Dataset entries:
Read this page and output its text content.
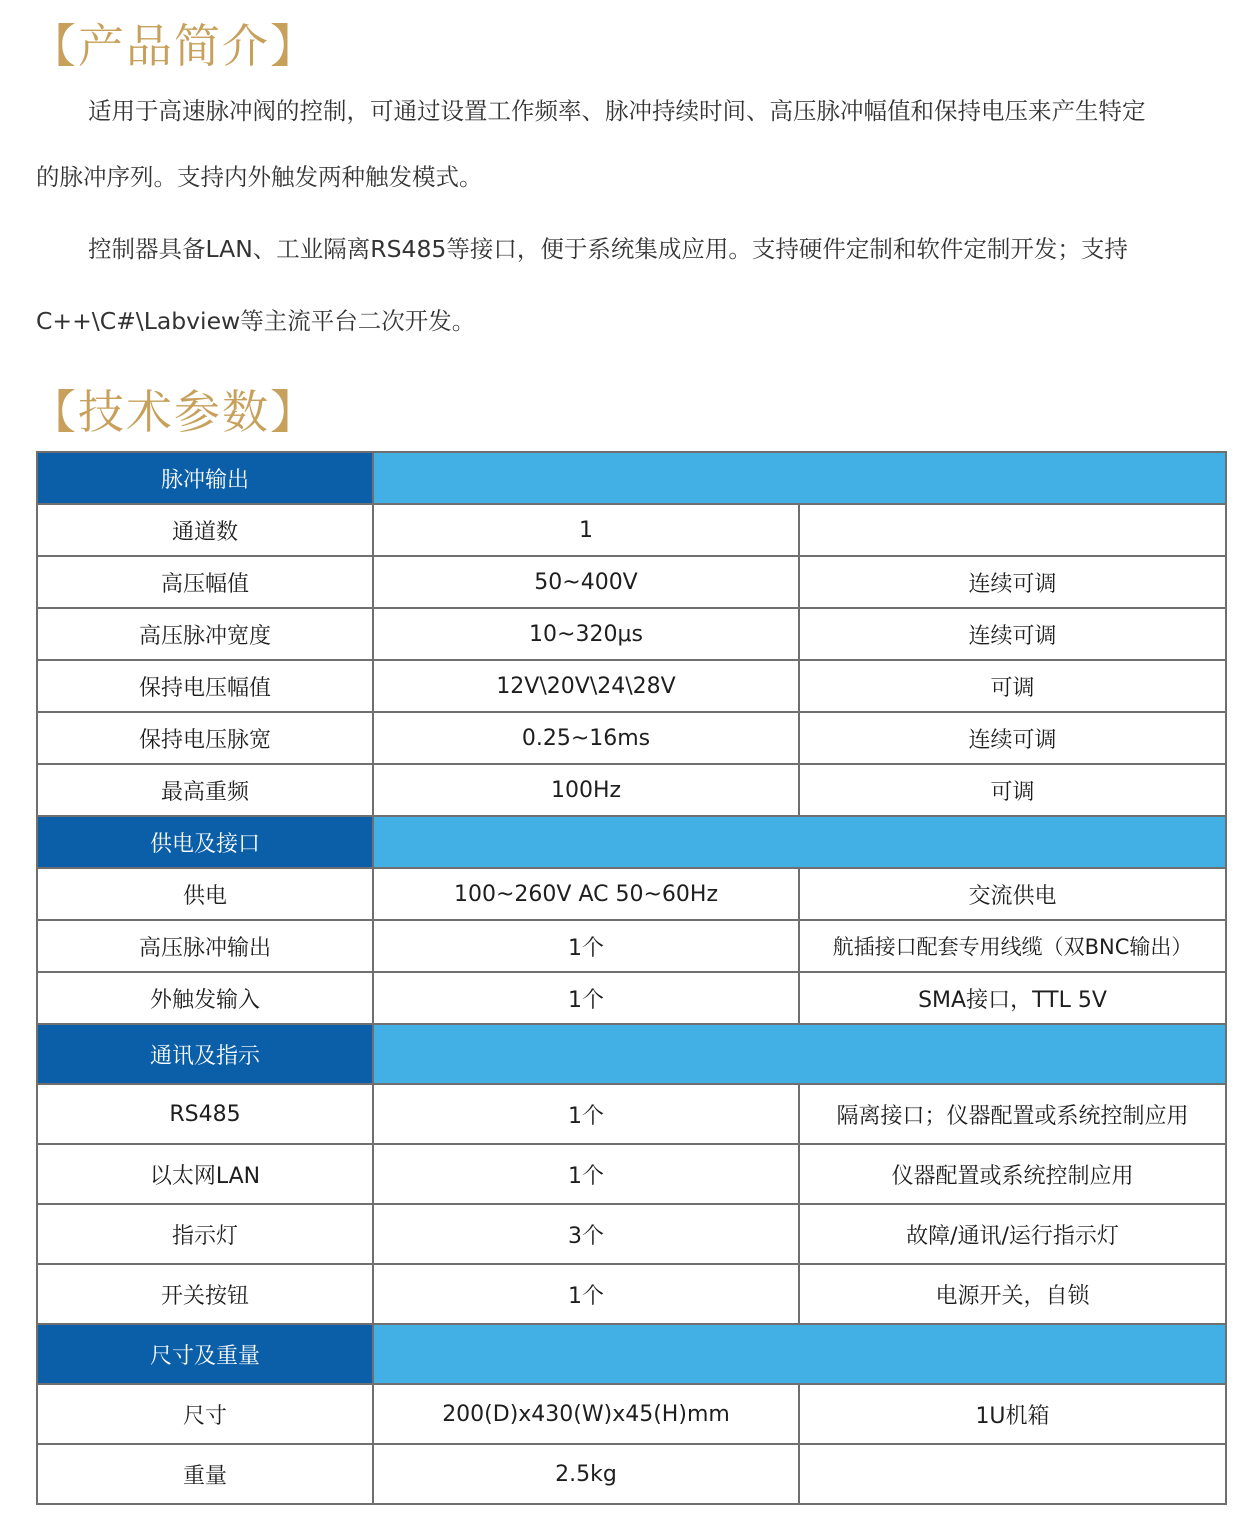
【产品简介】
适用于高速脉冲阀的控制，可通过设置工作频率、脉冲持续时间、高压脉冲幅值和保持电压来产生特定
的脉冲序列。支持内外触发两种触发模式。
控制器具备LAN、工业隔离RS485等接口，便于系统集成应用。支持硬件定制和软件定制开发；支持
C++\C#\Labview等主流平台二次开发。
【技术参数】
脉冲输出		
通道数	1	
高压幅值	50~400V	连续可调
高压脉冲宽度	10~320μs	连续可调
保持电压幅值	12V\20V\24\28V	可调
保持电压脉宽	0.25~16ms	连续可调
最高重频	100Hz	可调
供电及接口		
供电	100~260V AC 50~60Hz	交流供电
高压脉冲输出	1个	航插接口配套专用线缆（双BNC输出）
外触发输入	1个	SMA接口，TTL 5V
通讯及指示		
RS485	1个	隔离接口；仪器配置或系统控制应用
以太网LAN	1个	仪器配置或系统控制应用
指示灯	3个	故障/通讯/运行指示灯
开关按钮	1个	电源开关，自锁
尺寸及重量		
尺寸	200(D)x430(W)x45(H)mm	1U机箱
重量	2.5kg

* _What is asked_
Leave out the pictures and copy everything else in the records word for word.

* _Answer in full_
Read this page and output its text content.
【产品简介】
适用于高速脉冲阀的控制，可通过设置工作频率、脉冲持续时间、高压脉冲幅值和保持电压来产生特定
的脉冲序列。支持内外触发两种触发模式。
控制器具备LAN、工业隔离RS485等接口，便于系统集成应用。支持硬件定制和软件定制开发；支持
C++\C#\Labview等主流平台二次开发。
【技术参数】
脉冲输出		
通道数	1	
高压幅值	50~400V	连续可调
高压脉冲宽度	10~320μs	连续可调
保持电压幅值	12V\20V\24\28V	可调
保持电压脉宽	0.25~16ms	连续可调
最高重频	100Hz	可调
供电及接口		
供电	100~260V AC 50~60Hz	交流供电
高压脉冲输出	1个	航插接口配套专用线缆（双BNC输出）
外触发输入	1个	SMA接口，TTL 5V
通讯及指示		
RS485	1个	隔离接口；仪器配置或系统控制应用
以太网LAN	1个	仪器配置或系统控制应用
指示灯	3个	故障/通讯/运行指示灯
开关按钮	1个	电源开关，自锁
尺寸及重量		
尺寸	200(D)x430(W)x45(H)mm	1U机箱
重量	2.5kg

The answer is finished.